— Your task —
Find the string "JSON" and gather every line that holds it.

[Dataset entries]
--

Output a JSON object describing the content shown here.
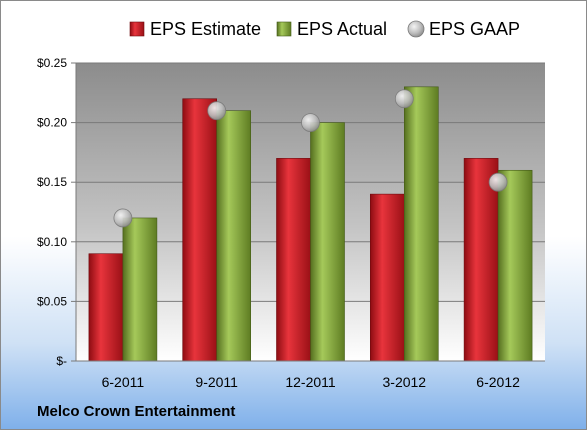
{
  "company": "Melco Crown Entertainment",
  "chart_data": {
    "type": "bar",
    "categories": [
      "6-2011",
      "9-2011",
      "12-2011",
      "3-2012",
      "6-2012"
    ],
    "series": [
      {
        "name": "EPS Estimate",
        "kind": "bar",
        "color": "#c0141c",
        "values": [
          0.09,
          0.22,
          0.17,
          0.14,
          0.17
        ]
      },
      {
        "name": "EPS Actual",
        "kind": "bar",
        "color": "#7aa12f",
        "values": [
          0.12,
          0.21,
          0.2,
          0.23,
          0.16
        ]
      },
      {
        "name": "EPS GAAP",
        "kind": "marker",
        "color": "#b8b8b8",
        "values": [
          0.12,
          0.21,
          0.2,
          0.22,
          0.15
        ]
      }
    ],
    "y_ticks": [
      "$-",
      "$0.05",
      "$0.10",
      "$0.15",
      "$0.20",
      "$0.25"
    ],
    "y_tick_values": [
      0,
      0.05,
      0.1,
      0.15,
      0.2,
      0.25
    ],
    "ylim": [
      0,
      0.25
    ],
    "grid": true,
    "legend": "top"
  }
}
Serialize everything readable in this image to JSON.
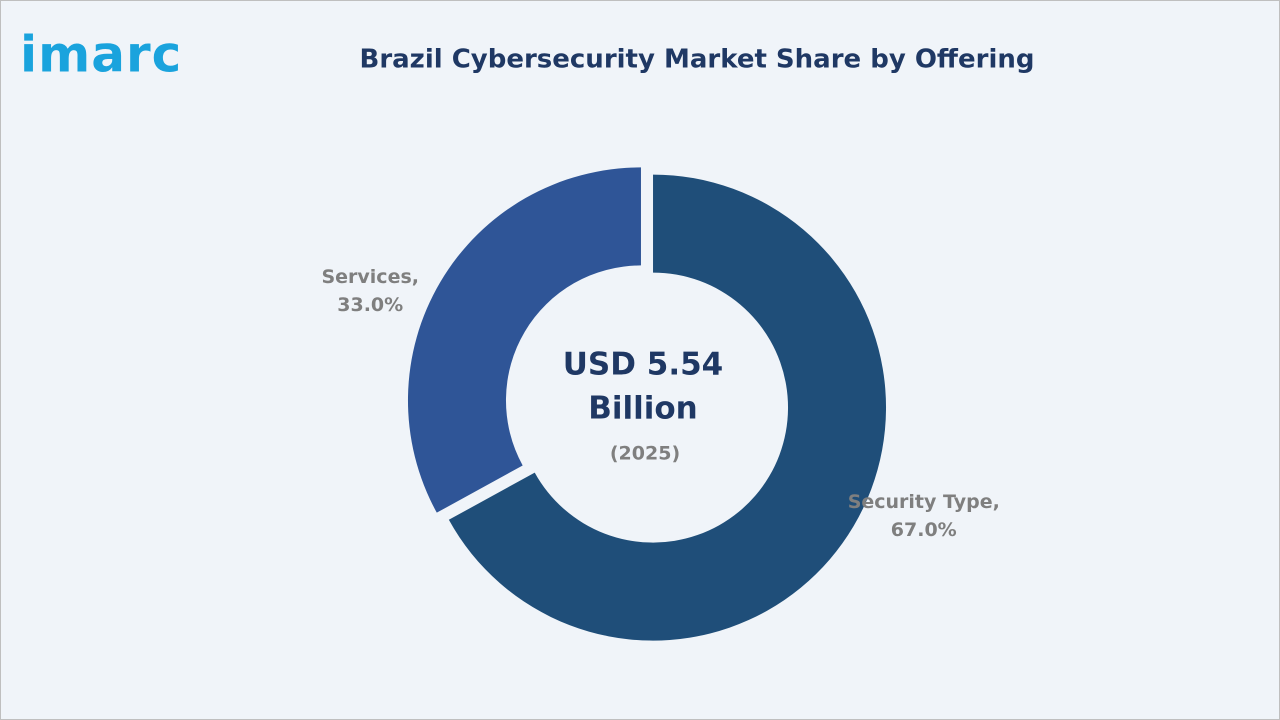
{
  "logo": "imarc",
  "chart_data": {
    "type": "donut",
    "title": "Brazil Cybersecurity Market Share by Offering",
    "categories": [
      "Security Type,",
      "Services,"
    ],
    "values": [
      67.0,
      33.0
    ],
    "value_labels": [
      "67.0%",
      "33.0%"
    ],
    "colors": [
      "#1f4e79",
      "#2f5597"
    ],
    "center_label": [
      "USD 5.54",
      "Billion"
    ],
    "center_sublabel": "(2025)"
  }
}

--

— Reply —
Output a JSON object describing the content shown here.
Serialize everything readable in this image to JSON.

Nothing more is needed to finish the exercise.